### [SHORT EXERCISE]
Every line containing the word "Latitude" needs to be found and copied.

### [THE INPUT]
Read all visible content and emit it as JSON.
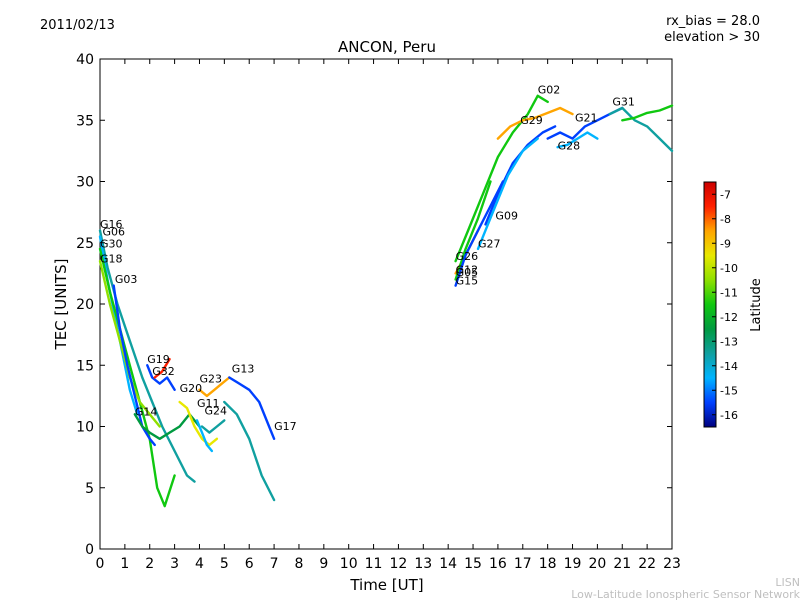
{
  "header": {
    "date": "2011/02/13",
    "rx_bias": "rx_bias = 28.0",
    "elevation": "elevation > 30"
  },
  "footer": {
    "org_short": "LISN",
    "org_full": "Low-Latitude Ionospheric Sensor Network"
  },
  "chart_data": {
    "type": "line",
    "title": "ANCON, Peru",
    "xlabel": "Time [UT]",
    "ylabel": "TEC [UNITS]",
    "xlim": [
      0,
      23
    ],
    "ylim": [
      0,
      40
    ],
    "xticks": [
      0,
      1,
      2,
      3,
      4,
      5,
      6,
      7,
      8,
      9,
      10,
      11,
      12,
      13,
      14,
      15,
      16,
      17,
      18,
      19,
      20,
      21,
      22,
      23
    ],
    "yticks": [
      0,
      5,
      10,
      15,
      20,
      25,
      30,
      35,
      40
    ],
    "colorbar": {
      "label": "Latitude",
      "min": -16.5,
      "max": -6.5,
      "ticks": [
        -7,
        -8,
        -9,
        -10,
        -11,
        -12,
        -13,
        -14,
        -15,
        -16
      ],
      "colors": [
        "#00007f",
        "#0040ff",
        "#00b4ff",
        "#10a0a0",
        "#009a40",
        "#10c810",
        "#8fe000",
        "#e8e800",
        "#ffa500",
        "#ff2000",
        "#cc0000"
      ]
    },
    "series": [
      {
        "name": "G16",
        "color": "#10a0a0",
        "x": [
          0,
          0.3,
          0.7,
          1.2,
          1.7,
          2.1,
          2.5,
          3.0,
          3.5,
          3.8
        ],
        "y": [
          26,
          23,
          20,
          17,
          14,
          12,
          10,
          8,
          6,
          5.5
        ]
      },
      {
        "name": "G06",
        "color": "#00b4ff",
        "x": [
          0,
          0.3,
          0.6,
          0.9,
          1.2,
          1.5
        ],
        "y": [
          25.5,
          22,
          19,
          16,
          13,
          11
        ]
      },
      {
        "name": "G30",
        "color": "#10c810",
        "x": [
          0,
          0.4,
          0.8,
          1.2,
          1.6,
          2.0,
          2.3,
          2.6,
          3.0
        ],
        "y": [
          24.5,
          21,
          18,
          15,
          12,
          9,
          5,
          3.5,
          6
        ]
      },
      {
        "name": "G18",
        "color": "#8fe000",
        "x": [
          0,
          0.4,
          0.8,
          1.2,
          1.6,
          2.0,
          2.4
        ],
        "y": [
          23.5,
          20,
          17,
          14,
          12,
          11,
          10
        ]
      },
      {
        "name": "G03",
        "color": "#0040ff",
        "x": [
          0.55,
          0.8,
          1.1,
          1.4,
          1.7,
          2.0,
          2.2
        ],
        "y": [
          21.5,
          18,
          15,
          12.5,
          10,
          9,
          8.5
        ]
      },
      {
        "name": "G19",
        "color": "#0040ff",
        "x": [
          1.9,
          2.1,
          2.4,
          2.7,
          3.0
        ],
        "y": [
          15,
          14,
          13.5,
          14,
          13
        ]
      },
      {
        "name": "G32",
        "color": "#ff2000",
        "x": [
          2.2,
          2.5,
          2.8
        ],
        "y": [
          14,
          14.5,
          15.5
        ]
      },
      {
        "name": "G14",
        "color": "#009a40",
        "x": [
          1.4,
          1.7,
          2.0,
          2.4,
          2.8,
          3.2,
          3.6,
          4.0
        ],
        "y": [
          11,
          10,
          9.5,
          9,
          9.5,
          10,
          11,
          10
        ]
      },
      {
        "name": "G20",
        "color": "#e8e800",
        "x": [
          3.2,
          3.5,
          3.8,
          4.1,
          4.4,
          4.7
        ],
        "y": [
          12,
          11.5,
          10,
          9,
          8.5,
          9
        ]
      },
      {
        "name": "G23",
        "color": "#ffa500",
        "x": [
          4.0,
          4.3,
          4.6,
          4.9,
          5.2
        ],
        "y": [
          13,
          12.5,
          13,
          13.5,
          14
        ]
      },
      {
        "name": "G11",
        "color": "#00b4ff",
        "x": [
          3.9,
          4.1,
          4.3,
          4.5
        ],
        "y": [
          10.5,
          9.5,
          8.5,
          8
        ]
      },
      {
        "name": "G24",
        "color": "#10a0a0",
        "x": [
          4.1,
          4.4,
          4.7,
          5.0
        ],
        "y": [
          10,
          9.5,
          10,
          10.5
        ]
      },
      {
        "name": "G13",
        "color": "#0040ff",
        "x": [
          5.2,
          5.6,
          6.0,
          6.4,
          6.8,
          7.0
        ],
        "y": [
          14,
          13.5,
          13,
          12,
          10,
          9
        ]
      },
      {
        "name": "G17",
        "color": "#10a0a0",
        "x": [
          5.0,
          5.5,
          6.0,
          6.5,
          7.0
        ],
        "y": [
          12,
          11,
          9,
          6,
          4
        ]
      },
      {
        "name": "G02",
        "color": "#10c810",
        "x": [
          14.3,
          14.8,
          15.4,
          16.0,
          16.6,
          17.2,
          17.6,
          18.0
        ],
        "y": [
          23.5,
          26,
          29,
          32,
          34,
          35.5,
          37,
          36.5
        ]
      },
      {
        "name": "G29",
        "color": "#ffa500",
        "x": [
          16.0,
          16.5,
          17.0,
          17.5,
          18.0,
          18.5,
          19.0
        ],
        "y": [
          33.5,
          34.5,
          35,
          35.2,
          35.6,
          36,
          35.5
        ]
      },
      {
        "name": "G21",
        "color": "#0040ff",
        "x": [
          18.0,
          18.5,
          19.0,
          19.5,
          20.0,
          20.5,
          21.0
        ],
        "y": [
          33.5,
          34,
          33.5,
          34.5,
          35,
          35.5,
          36
        ]
      },
      {
        "name": "G28",
        "color": "#00b4ff",
        "x": [
          18.4,
          18.8,
          19.2,
          19.6,
          20.0
        ],
        "y": [
          32.8,
          33,
          33.5,
          34,
          33.5
        ]
      },
      {
        "name": "G31",
        "color": "#10a0a0",
        "x": [
          20.5,
          21.0,
          21.5,
          22.0,
          22.5,
          23.0
        ],
        "y": [
          35.5,
          36,
          35,
          34.5,
          33.5,
          32.5
        ]
      },
      {
        "name": "G09",
        "color": "#0040ff",
        "x": [
          15.5,
          16.0,
          16.6,
          17.2,
          17.8,
          18.3
        ],
        "y": [
          26.5,
          29,
          31.5,
          33,
          34,
          34.5
        ]
      },
      {
        "name": "G27",
        "color": "#00b4ff",
        "x": [
          15.2,
          15.8,
          16.4,
          17.0,
          17.6
        ],
        "y": [
          24.5,
          27.5,
          30.5,
          32.5,
          33.5
        ]
      },
      {
        "name": "G26",
        "color": "#ffa500",
        "x": [
          14.3,
          14.7,
          15.2
        ],
        "y": [
          22.5,
          24,
          26
        ]
      },
      {
        "name": "G12",
        "color": "#10c810",
        "x": [
          14.3,
          14.7,
          15.2,
          15.7
        ],
        "y": [
          22,
          24.5,
          27,
          30
        ]
      },
      {
        "name": "G15",
        "color": "#0040ff",
        "x": [
          14.3,
          14.7,
          15.2,
          15.7,
          16.2
        ],
        "y": [
          21.5,
          24,
          26,
          28,
          30
        ]
      },
      {
        "name": "G05",
        "color": "#10c810",
        "x": [
          21.0,
          21.5,
          22.0,
          22.5,
          23.0
        ],
        "y": [
          35,
          35.2,
          35.6,
          35.8,
          36.2
        ]
      }
    ],
    "annotations": [
      {
        "text": "G16",
        "x": 0,
        "y": 26.2
      },
      {
        "text": "G06",
        "x": 0.1,
        "y": 25.6
      },
      {
        "text": "G30",
        "x": 0,
        "y": 24.6
      },
      {
        "text": "G18",
        "x": 0,
        "y": 23.4
      },
      {
        "text": "G03",
        "x": 0.6,
        "y": 21.7
      },
      {
        "text": "G19",
        "x": 1.9,
        "y": 15.2
      },
      {
        "text": "G32",
        "x": 2.1,
        "y": 14.2
      },
      {
        "text": "G14",
        "x": 1.4,
        "y": 10.9
      },
      {
        "text": "G20",
        "x": 3.2,
        "y": 12.8
      },
      {
        "text": "G23",
        "x": 4.0,
        "y": 13.6
      },
      {
        "text": "G11",
        "x": 3.9,
        "y": 11.6
      },
      {
        "text": "G24",
        "x": 4.2,
        "y": 11.0
      },
      {
        "text": "G13",
        "x": 5.3,
        "y": 14.4
      },
      {
        "text": "G17",
        "x": 7.0,
        "y": 9.7
      },
      {
        "text": "G02",
        "x": 17.6,
        "y": 37.2
      },
      {
        "text": "G29",
        "x": 16.9,
        "y": 34.7
      },
      {
        "text": "G21",
        "x": 19.1,
        "y": 34.9
      },
      {
        "text": "G28",
        "x": 18.4,
        "y": 32.6
      },
      {
        "text": "G31",
        "x": 20.6,
        "y": 36.2
      },
      {
        "text": "G09",
        "x": 15.9,
        "y": 26.9
      },
      {
        "text": "G27",
        "x": 15.2,
        "y": 24.6
      },
      {
        "text": "G26",
        "x": 14.3,
        "y": 23.6
      },
      {
        "text": "G12",
        "x": 14.3,
        "y": 22.5
      },
      {
        "text": "G05",
        "x": 14.3,
        "y": 22.3
      },
      {
        "text": "G15",
        "x": 14.3,
        "y": 21.6
      }
    ]
  }
}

### [EXERCISE RESULT]
    "org_full": "Low-Latitude Ionospheric Sensor Network"
      "label": "Latitude",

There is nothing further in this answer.